* Your objective *
Print the lines below without altering a single character.

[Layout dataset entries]
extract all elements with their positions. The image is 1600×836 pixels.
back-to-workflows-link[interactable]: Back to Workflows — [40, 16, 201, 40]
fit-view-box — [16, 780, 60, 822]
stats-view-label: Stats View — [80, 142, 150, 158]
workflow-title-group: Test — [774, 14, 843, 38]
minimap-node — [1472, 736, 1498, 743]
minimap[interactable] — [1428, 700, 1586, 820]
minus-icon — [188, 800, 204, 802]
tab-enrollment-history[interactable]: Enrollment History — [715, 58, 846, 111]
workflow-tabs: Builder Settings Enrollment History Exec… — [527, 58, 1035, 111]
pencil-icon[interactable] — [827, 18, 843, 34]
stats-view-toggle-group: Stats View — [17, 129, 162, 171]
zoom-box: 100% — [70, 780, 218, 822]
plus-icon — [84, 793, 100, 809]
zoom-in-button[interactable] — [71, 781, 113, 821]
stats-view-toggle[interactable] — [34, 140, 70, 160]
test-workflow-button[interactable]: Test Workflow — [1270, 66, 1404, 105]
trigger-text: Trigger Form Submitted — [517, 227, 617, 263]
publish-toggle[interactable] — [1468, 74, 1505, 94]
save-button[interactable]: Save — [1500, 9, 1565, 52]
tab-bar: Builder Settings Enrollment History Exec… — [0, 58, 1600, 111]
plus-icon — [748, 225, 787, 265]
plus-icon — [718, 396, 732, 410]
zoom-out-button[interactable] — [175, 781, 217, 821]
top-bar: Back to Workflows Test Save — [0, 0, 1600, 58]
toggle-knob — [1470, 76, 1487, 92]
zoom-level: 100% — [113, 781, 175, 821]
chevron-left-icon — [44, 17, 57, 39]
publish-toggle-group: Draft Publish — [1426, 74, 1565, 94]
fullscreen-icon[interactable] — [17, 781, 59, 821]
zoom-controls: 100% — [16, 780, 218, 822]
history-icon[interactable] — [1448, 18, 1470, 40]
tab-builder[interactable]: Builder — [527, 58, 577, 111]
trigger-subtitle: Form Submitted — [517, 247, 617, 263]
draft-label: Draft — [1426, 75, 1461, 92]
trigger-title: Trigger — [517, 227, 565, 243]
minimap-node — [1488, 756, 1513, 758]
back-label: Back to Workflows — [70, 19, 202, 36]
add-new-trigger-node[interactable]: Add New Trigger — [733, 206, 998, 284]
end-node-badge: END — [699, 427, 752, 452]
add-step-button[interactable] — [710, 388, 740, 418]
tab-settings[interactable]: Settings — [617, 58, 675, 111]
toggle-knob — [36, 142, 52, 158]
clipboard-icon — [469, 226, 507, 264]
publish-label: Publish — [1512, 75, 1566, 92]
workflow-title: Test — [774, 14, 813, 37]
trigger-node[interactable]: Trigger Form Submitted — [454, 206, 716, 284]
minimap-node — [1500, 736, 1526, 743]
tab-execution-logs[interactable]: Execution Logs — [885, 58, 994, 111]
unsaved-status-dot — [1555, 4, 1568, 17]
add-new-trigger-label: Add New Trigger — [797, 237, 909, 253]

* Reply *
extract all elements with their positions. The image is 1600×836 pixels.
back-to-workflows-link[interactable]: Back to Workflows — [40, 16, 201, 40]
fit-view-box — [16, 780, 60, 822]
stats-view-label: Stats View — [80, 142, 150, 158]
workflow-title-group: Test — [774, 14, 843, 38]
minimap-node — [1472, 736, 1498, 743]
minimap[interactable] — [1428, 700, 1586, 820]
minus-icon — [188, 800, 204, 802]
tab-enrollment-history[interactable]: Enrollment History — [715, 58, 846, 111]
workflow-tabs: Builder Settings Enrollment History Exec… — [527, 58, 1035, 111]
pencil-icon[interactable] — [827, 18, 843, 34]
stats-view-toggle-group: Stats View — [17, 129, 162, 171]
zoom-box: 100% — [70, 780, 218, 822]
plus-icon — [84, 793, 100, 809]
zoom-in-button[interactable] — [71, 781, 113, 821]
stats-view-toggle[interactable] — [34, 140, 70, 160]
test-workflow-button[interactable]: Test Workflow — [1270, 66, 1404, 105]
trigger-text: Trigger Form Submitted — [517, 227, 617, 263]
publish-toggle[interactable] — [1468, 74, 1505, 94]
save-button[interactable]: Save — [1500, 9, 1565, 52]
tab-bar: Builder Settings Enrollment History Exec… — [0, 58, 1600, 111]
plus-icon — [748, 225, 787, 265]
plus-icon — [718, 396, 732, 410]
zoom-out-button[interactable] — [175, 781, 217, 821]
top-bar: Back to Workflows Test Save — [0, 0, 1600, 58]
toggle-knob — [1470, 76, 1487, 92]
zoom-level: 100% — [113, 781, 175, 821]
chevron-left-icon — [44, 17, 57, 39]
publish-toggle-group: Draft Publish — [1426, 74, 1565, 94]
fullscreen-icon[interactable] — [17, 781, 59, 821]
zoom-controls: 100% — [16, 780, 218, 822]
history-icon[interactable] — [1448, 18, 1470, 40]
tab-builder[interactable]: Builder — [527, 58, 577, 111]
trigger-subtitle: Form Submitted — [517, 247, 617, 263]
draft-label: Draft — [1426, 75, 1461, 92]
trigger-title: Trigger — [517, 227, 565, 243]
minimap-node — [1488, 756, 1513, 758]
back-label: Back to Workflows — [70, 19, 202, 36]
add-new-trigger-node[interactable]: Add New Trigger — [733, 206, 998, 284]
end-node-badge: END — [699, 427, 752, 452]
add-step-button[interactable] — [710, 388, 740, 418]
tab-settings[interactable]: Settings — [617, 58, 675, 111]
toggle-knob — [36, 142, 52, 158]
clipboard-icon — [469, 226, 507, 264]
publish-label: Publish — [1512, 75, 1566, 92]
workflow-title: Test — [774, 14, 813, 37]
trigger-node[interactable]: Trigger Form Submitted — [454, 206, 716, 284]
minimap-node — [1500, 736, 1526, 743]
tab-execution-logs[interactable]: Execution Logs — [885, 58, 994, 111]
unsaved-status-dot — [1555, 4, 1568, 17]
add-new-trigger-label: Add New Trigger — [797, 237, 909, 253]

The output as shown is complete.